### THE TASK
All of the lines below are to be transcribed faithfully, with pictures excluded from the copy.

### INFORMATION GIVEN
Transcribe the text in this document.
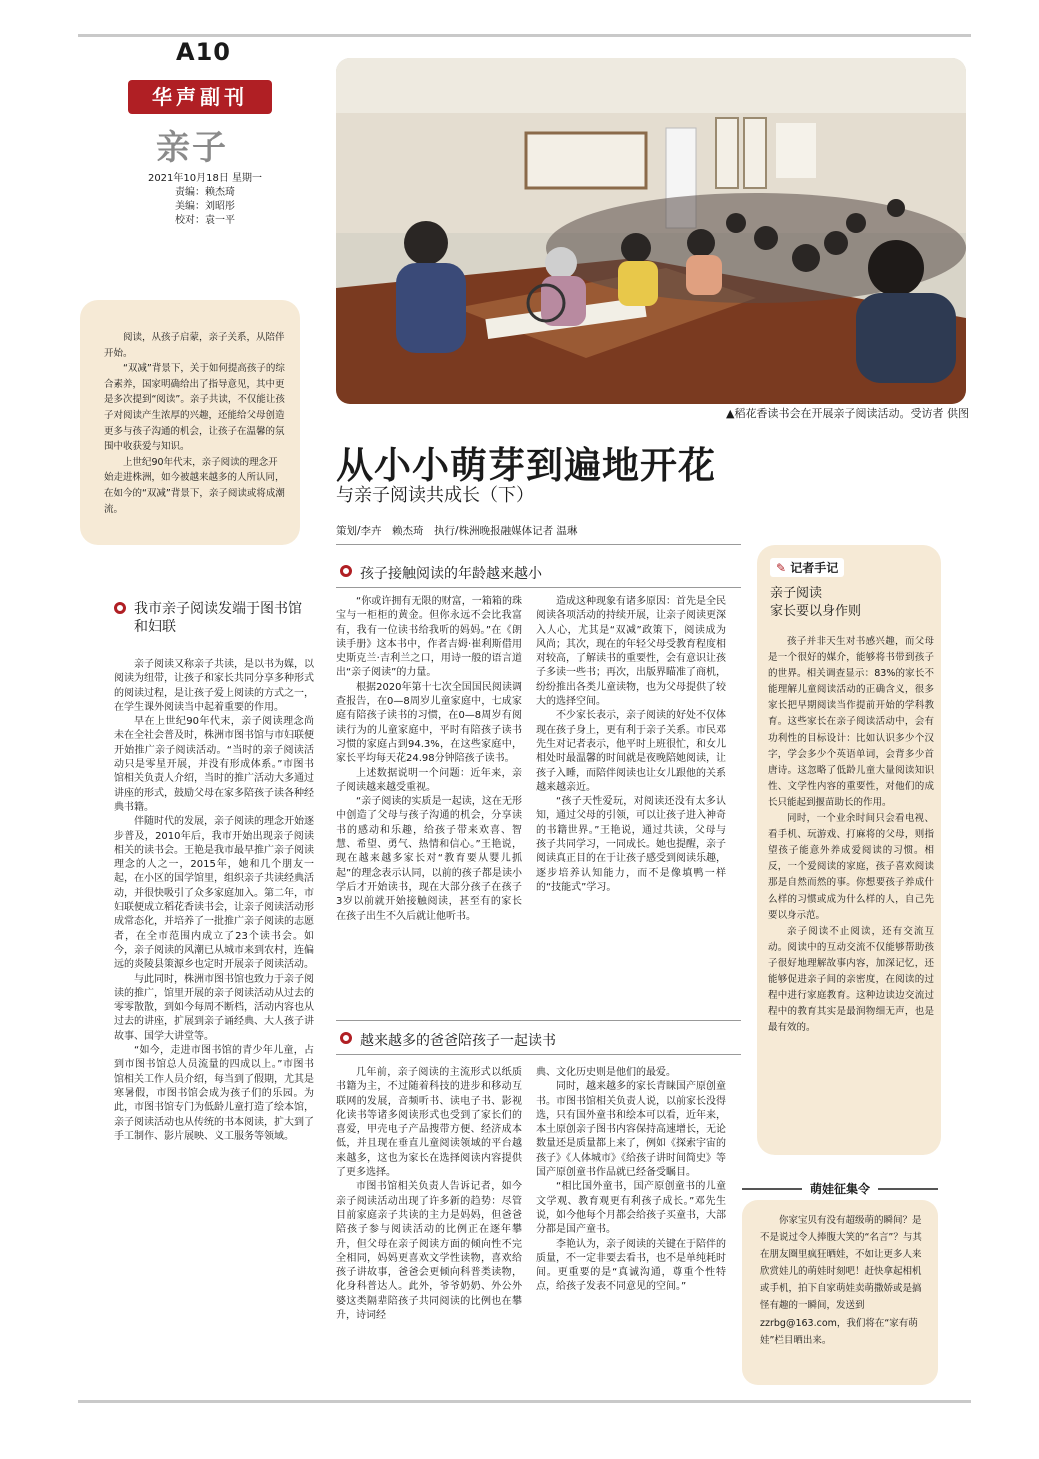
A10
华声副刊
亲子
2021年10月18日 星期一
责编：赖杰琦
美编：刘昭彤
校对：袁一平
▲稻花香读书会在开展亲子阅读活动。受访者 供图

阅读，从孩子启蒙，亲子关系，从陪伴开始。

“双减”背景下，关于如何提高孩子的综合素养，国家明确给出了指导意见，其中更是多次提到“阅读”。亲子共读，不仅能让孩子对阅读产生浓厚的兴趣，还能给父母创造更多与孩子沟通的机会，让孩子在温馨的氛围中收获爱与知识。

上世纪90年代末，亲子阅读的理念开始走进株洲，如今被越来越多的人所认同，在如今的“双减”背景下，亲子阅读或将成潮流。

从小小萌芽到遍地开花
与亲子阅读共成长（下）
策划/李卉　赖杰琦　执行/株洲晚报融媒体记者 温琳
孩子接触阅读的年龄越来越小
我市亲子阅读发端于图书馆和妇联

亲子阅读又称亲子共读，是以书为媒，以阅读为纽带，让孩子和家长共同分享多种形式的阅读过程，是让孩子爱上阅读的方式之一，在学生课外阅读当中起着重要的作用。

早在上世纪90年代末，亲子阅读理念尚未在全社会普及时，株洲市图书馆与市妇联便开始推广亲子阅读活动。“当时的亲子阅读活动只是零星开展，并没有形成体系。”市图书馆相关负责人介绍，当时的推广活动大多通过讲座的形式，鼓励父母在家多陪孩子读各种经典书籍。

伴随时代的发展，亲子阅读的理念开始逐步普及，2010年后，我市开始出现亲子阅读相关的读书会。王艳是我市最早推广亲子阅读理念的人之一，2015年，她和几个朋友一起，在小区的国学馆里，组织亲子共读经典活动，并很快吸引了众多家庭加入。第二年，市妇联便成立稻花香读书会，让亲子阅读活动形成常态化，并培养了一批推广亲子阅读的志愿者，在全市范围内成立了23个读书会。如今，亲子阅读的风潮已从城市来到农村，连偏远的炎陵县策源乡也定时开展亲子阅读活动。

与此同时，株洲市图书馆也致力于亲子阅读的推广，馆里开展的亲子阅读活动从过去的零零散散，到如今每周不断档，活动内容也从过去的讲座，扩展到亲子诵经典、大人孩子讲故事、国学大讲堂等。

“如今，走进市图书馆的青少年儿童，占到市图书馆总人员流量的四成以上。”市图书馆相关工作人员介绍，每当到了假期，尤其是寒暑假，市图书馆会成为孩子们的乐园。为此，市图书馆专门为低龄儿童打造了绘本馆，亲子阅读活动也从传统的书本阅读，扩大到了手工制作、影片展映、义工服务等领域。

“你或许拥有无限的财富，一箱箱的珠宝与一柜柜的黄金。但你永远不会比我富有，我有一位读书给我听的妈妈。”在《朗读手册》这本书中，作者吉姆·崔利斯借用史斯克兰·吉利兰之口，用诗一般的语言道出“亲子阅读”的力量。

根据2020年第十七次全国国民阅读调查报告，在0—8周岁儿童家庭中，七成家庭有陪孩子读书的习惯，在0—8周岁有阅读行为的儿童家庭中，平时有陪孩子读书习惯的家庭占到94.3%，在这些家庭中，家长平均每天花24.98分钟陪孩子读书。

上述数据说明一个问题：近年来，亲子阅读越来越受重视。

“亲子阅读的实质是一起读，这在无形中创造了父母与孩子沟通的机会，分享读书的感动和乐趣，给孩子带来欢喜、智慧、希望、勇气、热情和信心。”王艳说，现在越来越多家长对“教育要从婴儿抓起”的理念表示认同，以前的孩子都是读小学后才开始读书，现在大部分孩子在孩子3岁以前就开始接触阅读，甚至有的家长在孩子出生不久后就让他听书。

造成这种现象有诸多原因：首先是全民阅读各项活动的持续开展，让亲子阅读更深入人心，尤其是“双减”政策下，阅读成为风尚；其次，现在的年轻父母受教育程度相对较高，了解读书的重要性，会有意识让孩子多读一些书；再次，出版界瞄准了商机，纷纷推出各类儿童读物，也为父母提供了较大的选择空间。

不少家长表示，亲子阅读的好处不仅体现在孩子身上，更有利于亲子关系。市民邓先生对记者表示，他平时上班很忙，和女儿相处时最温馨的时间就是夜晚陪她阅读，让孩子入睡，而陪伴阅读也让女儿跟他的关系越来越亲近。

“孩子天性爱玩，对阅读还没有太多认知，通过父母的引领，可以让孩子进入神奇的书籍世界。”王艳说，通过共读，父母与孩子共同学习，一同成长。她也提醒，亲子阅读真正目的在于让孩子感受到阅读乐趣，逐步培养认知能力，而不是像填鸭一样的“技能式”学习。

越来越多的爸爸陪孩子一起读书

几年前，亲子阅读的主流形式以纸质书籍为主，不过随着科技的进步和移动互联网的发展，音频听书、读电子书、影视化读书等诸多阅读形式也受到了家长们的喜爱，甲壳电子产品搜带方便、经济成本低，并且现在垂直儿童阅读领域的平台越来越多，这也为家长在选择阅读内容提供了更多选择。

市图书馆相关负责人告诉记者，如今亲子阅读活动出现了许多新的趋势：尽管目前家庭亲子共读的主力是妈妈，但爸爸陪孩子参与阅读活动的比例正在逐年攀升，但父母在亲子阅读方面的倾向性不完全相同，妈妈更喜欢文学性读物，喜欢给孩子讲故事，爸爸会更倾向科普类读物，化身科普达人。此外，爷爷奶奶、外公外婆这类隔辈陪孩子共同阅读的比例也在攀升，诗词经

典、文化历史则是他们的最爱。

同时，越来越多的家长青睐国产原创童书。市图书馆相关负责人说，以前家长没得选，只有国外童书和绘本可以看，近年来，本土原创亲子图书内容保持高速增长，无论数量还是质量都上来了，例如《探索宇宙的孩子》《人体城市》《给孩子讲时间简史》等国产原创童书作品就已经备受瞩目。

“相比国外童书，国产原创童书的儿童文学观、教育观更有利孩子成长。”邓先生说，如今他每个月都会给孩子买童书，大部分都是国产童书。

李艳认为，亲子阅读的关键在于陪伴的质量，不一定非要去看书，也不是单纯耗时间。更重要的是“真诚沟通，尊重个性特点，给孩子发表不同意见的空间。”

✎ 记者手记
亲子阅读
家长要以身作则

孩子并非天生对书感兴趣，而父母是一个很好的媒介，能够将书带到孩子的世界。相关调查显示：83%的家长不能理解儿童阅读活动的正确含义，很多家长把早期阅读当作提前开始的学科教育。这些家长在亲子阅读活动中，会有功利性的目标设计：比如认识多少个汉字，学会多少个英语单词，会背多少首唐诗。这忽略了低龄儿童大量阅读知识性、文学性内容的重要性，对他们的成长只能起到揠苗助长的作用。

同时，一个业余时间只会看电视、看手机、玩游戏、打麻将的父母，则指望孩子能意外养成爱阅读的习惯。相反，一个爱阅读的家庭，孩子喜欢阅读那是自然而然的事。你想要孩子养成什么样的习惯或成为什么样的人，自己先要以身示范。

亲子阅读不止阅读，还有交流互动。阅读中的互动交流不仅能够帮助孩子很好地理解故事内容，加深记忆，还能够促进亲子间的亲密度，在阅读的过程中进行家庭教育。这种边读边交流过程中的教育其实是最润物细无声，也是最有效的。

萌娃征集令
你家宝贝有没有超级萌的瞬间？是不是说过令人捧腹大笑的“名言”？与其在朋友圈里疯狂晒娃，不如让更多人来欣赏娃儿的萌娃时刻吧！赶快拿起相机或手机，拍下自家萌娃卖萌撒娇或是搞怪有趣的一瞬间，发送到zzrbg@163.com，我们将在“家有萌娃”栏目晒出来。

### EXERCISE RESULT
Transcribe the text in this document.
A10
华声副刊
亲子
2021年10月18日 星期一
责编：赖杰琦
美编：刘昭彤
校对：袁一平
▲稻花香读书会在开展亲子阅读活动。受访者 供图

阅读，从孩子启蒙，亲子关系，从陪伴开始。

“双减”背景下，关于如何提高孩子的综合素养，国家明确给出了指导意见，其中更是多次提到“阅读”。亲子共读，不仅能让孩子对阅读产生浓厚的兴趣，还能给父母创造更多与孩子沟通的机会，让孩子在温馨的氛围中收获爱与知识。

上世纪90年代末，亲子阅读的理念开始走进株洲，如今被越来越多的人所认同，在如今的“双减”背景下，亲子阅读或将成潮流。

从小小萌芽到遍地开花
与亲子阅读共成长（下）
策划/李卉　赖杰琦　执行/株洲晚报融媒体记者 温琳
孩子接触阅读的年龄越来越小
我市亲子阅读发端于图书馆和妇联

亲子阅读又称亲子共读，是以书为媒，以阅读为纽带，让孩子和家长共同分享多种形式的阅读过程，是让孩子爱上阅读的方式之一，在学生课外阅读当中起着重要的作用。

早在上世纪90年代末，亲子阅读理念尚未在全社会普及时，株洲市图书馆与市妇联便开始推广亲子阅读活动。“当时的亲子阅读活动只是零星开展，并没有形成体系。”市图书馆相关负责人介绍，当时的推广活动大多通过讲座的形式，鼓励父母在家多陪孩子读各种经典书籍。

伴随时代的发展，亲子阅读的理念开始逐步普及，2010年后，我市开始出现亲子阅读相关的读书会。王艳是我市最早推广亲子阅读理念的人之一，2015年，她和几个朋友一起，在小区的国学馆里，组织亲子共读经典活动，并很快吸引了众多家庭加入。第二年，市妇联便成立稻花香读书会，让亲子阅读活动形成常态化，并培养了一批推广亲子阅读的志愿者，在全市范围内成立了23个读书会。如今，亲子阅读的风潮已从城市来到农村，连偏远的炎陵县策源乡也定时开展亲子阅读活动。

与此同时，株洲市图书馆也致力于亲子阅读的推广，馆里开展的亲子阅读活动从过去的零零散散，到如今每周不断档，活动内容也从过去的讲座，扩展到亲子诵经典、大人孩子讲故事、国学大讲堂等。

“如今，走进市图书馆的青少年儿童，占到市图书馆总人员流量的四成以上。”市图书馆相关工作人员介绍，每当到了假期，尤其是寒暑假，市图书馆会成为孩子们的乐园。为此，市图书馆专门为低龄儿童打造了绘本馆，亲子阅读活动也从传统的书本阅读，扩大到了手工制作、影片展映、义工服务等领域。

“你或许拥有无限的财富，一箱箱的珠宝与一柜柜的黄金。但你永远不会比我富有，我有一位读书给我听的妈妈。”在《朗读手册》这本书中，作者吉姆·崔利斯借用史斯克兰·吉利兰之口，用诗一般的语言道出“亲子阅读”的力量。

根据2020年第十七次全国国民阅读调查报告，在0—8周岁儿童家庭中，七成家庭有陪孩子读书的习惯，在0—8周岁有阅读行为的儿童家庭中，平时有陪孩子读书习惯的家庭占到94.3%，在这些家庭中，家长平均每天花24.98分钟陪孩子读书。

上述数据说明一个问题：近年来，亲子阅读越来越受重视。

“亲子阅读的实质是一起读，这在无形中创造了父母与孩子沟通的机会，分享读书的感动和乐趣，给孩子带来欢喜、智慧、希望、勇气、热情和信心。”王艳说，现在越来越多家长对“教育要从婴儿抓起”的理念表示认同，以前的孩子都是读小学后才开始读书，现在大部分孩子在孩子3岁以前就开始接触阅读，甚至有的家长在孩子出生不久后就让他听书。

造成这种现象有诸多原因：首先是全民阅读各项活动的持续开展，让亲子阅读更深入人心，尤其是“双减”政策下，阅读成为风尚；其次，现在的年轻父母受教育程度相对较高，了解读书的重要性，会有意识让孩子多读一些书；再次，出版界瞄准了商机，纷纷推出各类儿童读物，也为父母提供了较大的选择空间。

不少家长表示，亲子阅读的好处不仅体现在孩子身上，更有利于亲子关系。市民邓先生对记者表示，他平时上班很忙，和女儿相处时最温馨的时间就是夜晚陪她阅读，让孩子入睡，而陪伴阅读也让女儿跟他的关系越来越亲近。

“孩子天性爱玩，对阅读还没有太多认知，通过父母的引领，可以让孩子进入神奇的书籍世界。”王艳说，通过共读，父母与孩子共同学习，一同成长。她也提醒，亲子阅读真正目的在于让孩子感受到阅读乐趣，逐步培养认知能力，而不是像填鸭一样的“技能式”学习。

越来越多的爸爸陪孩子一起读书

几年前，亲子阅读的主流形式以纸质书籍为主，不过随着科技的进步和移动互联网的发展，音频听书、读电子书、影视化读书等诸多阅读形式也受到了家长们的喜爱，甲壳电子产品搜带方便、经济成本低，并且现在垂直儿童阅读领域的平台越来越多，这也为家长在选择阅读内容提供了更多选择。

市图书馆相关负责人告诉记者，如今亲子阅读活动出现了许多新的趋势：尽管目前家庭亲子共读的主力是妈妈，但爸爸陪孩子参与阅读活动的比例正在逐年攀升，但父母在亲子阅读方面的倾向性不完全相同，妈妈更喜欢文学性读物，喜欢给孩子讲故事，爸爸会更倾向科普类读物，化身科普达人。此外，爷爷奶奶、外公外婆这类隔辈陪孩子共同阅读的比例也在攀升，诗词经

典、文化历史则是他们的最爱。

同时，越来越多的家长青睐国产原创童书。市图书馆相关负责人说，以前家长没得选，只有国外童书和绘本可以看，近年来，本土原创亲子图书内容保持高速增长，无论数量还是质量都上来了，例如《探索宇宙的孩子》《人体城市》《给孩子讲时间简史》等国产原创童书作品就已经备受瞩目。

“相比国外童书，国产原创童书的儿童文学观、教育观更有利孩子成长。”邓先生说，如今他每个月都会给孩子买童书，大部分都是国产童书。

李艳认为，亲子阅读的关键在于陪伴的质量，不一定非要去看书，也不是单纯耗时间。更重要的是“真诚沟通，尊重个性特点，给孩子发表不同意见的空间。”

✎ 记者手记
亲子阅读
家长要以身作则

孩子并非天生对书感兴趣，而父母是一个很好的媒介，能够将书带到孩子的世界。相关调查显示：83%的家长不能理解儿童阅读活动的正确含义，很多家长把早期阅读当作提前开始的学科教育。这些家长在亲子阅读活动中，会有功利性的目标设计：比如认识多少个汉字，学会多少个英语单词，会背多少首唐诗。这忽略了低龄儿童大量阅读知识性、文学性内容的重要性，对他们的成长只能起到揠苗助长的作用。

同时，一个业余时间只会看电视、看手机、玩游戏、打麻将的父母，则指望孩子能意外养成爱阅读的习惯。相反，一个爱阅读的家庭，孩子喜欢阅读那是自然而然的事。你想要孩子养成什么样的习惯或成为什么样的人，自己先要以身示范。

亲子阅读不止阅读，还有交流互动。阅读中的互动交流不仅能够帮助孩子很好地理解故事内容，加深记忆，还能够促进亲子间的亲密度，在阅读的过程中进行家庭教育。这种边读边交流过程中的教育其实是最润物细无声，也是最有效的。

萌娃征集令
你家宝贝有没有超级萌的瞬间？是不是说过令人捧腹大笑的“名言”？与其在朋友圈里疯狂晒娃，不如让更多人来欣赏娃儿的萌娃时刻吧！赶快拿起相机或手机，拍下自家萌娃卖萌撒娇或是搞怪有趣的一瞬间，发送到zzrbg@163.com，我们将在“家有萌娃”栏目晒出来。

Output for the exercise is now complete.